Short exercise =>
Will you print the material below without altering a single character?
>> start
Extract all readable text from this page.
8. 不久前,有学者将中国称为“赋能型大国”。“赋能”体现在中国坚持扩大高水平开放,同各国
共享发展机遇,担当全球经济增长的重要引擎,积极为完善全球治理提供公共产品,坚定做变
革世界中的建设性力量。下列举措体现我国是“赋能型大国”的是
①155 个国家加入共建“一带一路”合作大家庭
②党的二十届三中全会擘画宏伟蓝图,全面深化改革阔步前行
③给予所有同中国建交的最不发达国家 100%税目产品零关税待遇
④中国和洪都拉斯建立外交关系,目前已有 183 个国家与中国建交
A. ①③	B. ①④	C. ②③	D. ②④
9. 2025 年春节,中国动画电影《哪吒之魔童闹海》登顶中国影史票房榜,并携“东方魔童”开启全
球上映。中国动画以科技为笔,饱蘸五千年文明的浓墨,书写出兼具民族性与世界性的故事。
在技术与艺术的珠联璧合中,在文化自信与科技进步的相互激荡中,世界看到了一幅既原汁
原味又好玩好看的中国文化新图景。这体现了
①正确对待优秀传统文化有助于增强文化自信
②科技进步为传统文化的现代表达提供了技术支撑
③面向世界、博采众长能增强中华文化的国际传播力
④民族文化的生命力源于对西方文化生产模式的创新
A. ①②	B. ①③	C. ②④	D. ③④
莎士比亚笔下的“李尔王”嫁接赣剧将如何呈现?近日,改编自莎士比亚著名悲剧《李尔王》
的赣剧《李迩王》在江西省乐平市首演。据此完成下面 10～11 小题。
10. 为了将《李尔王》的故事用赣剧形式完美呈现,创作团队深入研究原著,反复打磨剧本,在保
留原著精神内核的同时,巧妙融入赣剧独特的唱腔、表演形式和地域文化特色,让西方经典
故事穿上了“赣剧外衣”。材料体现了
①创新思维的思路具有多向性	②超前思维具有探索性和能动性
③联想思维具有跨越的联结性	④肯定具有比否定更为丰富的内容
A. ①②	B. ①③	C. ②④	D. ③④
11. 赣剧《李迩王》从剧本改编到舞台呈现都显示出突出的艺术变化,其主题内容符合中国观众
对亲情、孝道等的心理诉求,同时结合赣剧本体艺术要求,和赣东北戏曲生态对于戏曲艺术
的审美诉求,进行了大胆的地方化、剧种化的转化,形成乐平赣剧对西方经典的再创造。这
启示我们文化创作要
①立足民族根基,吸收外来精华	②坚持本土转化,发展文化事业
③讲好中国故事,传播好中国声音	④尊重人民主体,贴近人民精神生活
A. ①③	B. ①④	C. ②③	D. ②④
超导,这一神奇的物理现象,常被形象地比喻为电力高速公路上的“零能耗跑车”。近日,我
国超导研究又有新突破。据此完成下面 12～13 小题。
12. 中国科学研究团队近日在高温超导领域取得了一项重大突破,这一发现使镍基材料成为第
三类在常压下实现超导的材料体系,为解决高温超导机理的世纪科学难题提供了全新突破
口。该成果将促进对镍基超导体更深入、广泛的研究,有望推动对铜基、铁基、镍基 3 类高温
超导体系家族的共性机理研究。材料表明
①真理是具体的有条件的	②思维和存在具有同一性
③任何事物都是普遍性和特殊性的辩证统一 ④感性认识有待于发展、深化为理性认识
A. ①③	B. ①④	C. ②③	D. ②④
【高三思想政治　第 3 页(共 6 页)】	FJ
>> end
Output of the exercise =>
Extract all readable text from this page.
8. 不久前,有学者将中国称为“赋能型大国”。“赋能”体现在中国坚持扩大高水平开放,同各国
共享发展机遇,担当全球经济增长的重要引擎,积极为完善全球治理提供公共产品,坚定做变
革世界中的建设性力量。下列举措体现我国是“赋能型大国”的是
①155 个国家加入共建“一带一路”合作大家庭
②党的二十届三中全会擘画宏伟蓝图,全面深化改革阔步前行
③给予所有同中国建交的最不发达国家 100%税目产品零关税待遇
④中国和洪都拉斯建立外交关系,目前已有 183 个国家与中国建交
A. ①③	B. ①④	C. ②③	D. ②④
9. 2025 年春节,中国动画电影《哪吒之魔童闹海》登顶中国影史票房榜,并携“东方魔童”开启全
球上映。中国动画以科技为笔,饱蘸五千年文明的浓墨,书写出兼具民族性与世界性的故事。
在技术与艺术的珠联璧合中,在文化自信与科技进步的相互激荡中,世界看到了一幅既原汁
原味又好玩好看的中国文化新图景。这体现了
①正确对待优秀传统文化有助于增强文化自信
②科技进步为传统文化的现代表达提供了技术支撑
③面向世界、博采众长能增强中华文化的国际传播力
④民族文化的生命力源于对西方文化生产模式的创新
A. ①②	B. ①③	C. ②④	D. ③④
莎士比亚笔下的“李尔王”嫁接赣剧将如何呈现?近日,改编自莎士比亚著名悲剧《李尔王》
的赣剧《李迩王》在江西省乐平市首演。据此完成下面 10～11 小题。
10. 为了将《李尔王》的故事用赣剧形式完美呈现,创作团队深入研究原著,反复打磨剧本,在保
留原著精神内核的同时,巧妙融入赣剧独特的唱腔、表演形式和地域文化特色,让西方经典
故事穿上了“赣剧外衣”。材料体现了
①创新思维的思路具有多向性	②超前思维具有探索性和能动性
③联想思维具有跨越的联结性	④肯定具有比否定更为丰富的内容
A. ①②	B. ①③	C. ②④	D. ③④
11. 赣剧《李迩王》从剧本改编到舞台呈现都显示出突出的艺术变化,其主题内容符合中国观众
对亲情、孝道等的心理诉求,同时结合赣剧本体艺术要求,和赣东北戏曲生态对于戏曲艺术
的审美诉求,进行了大胆的地方化、剧种化的转化,形成乐平赣剧对西方经典的再创造。这
启示我们文化创作要
①立足民族根基,吸收外来精华	②坚持本土转化,发展文化事业
③讲好中国故事,传播好中国声音	④尊重人民主体,贴近人民精神生活
A. ①③	B. ①④	C. ②③	D. ②④
超导,这一神奇的物理现象,常被形象地比喻为电力高速公路上的“零能耗跑车”。近日,我
国超导研究又有新突破。据此完成下面 12～13 小题。
12. 中国科学研究团队近日在高温超导领域取得了一项重大突破,这一发现使镍基材料成为第
三类在常压下实现超导的材料体系,为解决高温超导机理的世纪科学难题提供了全新突破
口。该成果将促进对镍基超导体更深入、广泛的研究,有望推动对铜基、铁基、镍基 3 类高温
超导体系家族的共性机理研究。材料表明
①真理是具体的有条件的	②思维和存在具有同一性
③任何事物都是普遍性和特殊性的辩证统一 ④感性认识有待于发展、深化为理性认识
A. ①③	B. ①④	C. ②③	D. ②④
【高三思想政治　第 3 页(共 6 页)】	FJ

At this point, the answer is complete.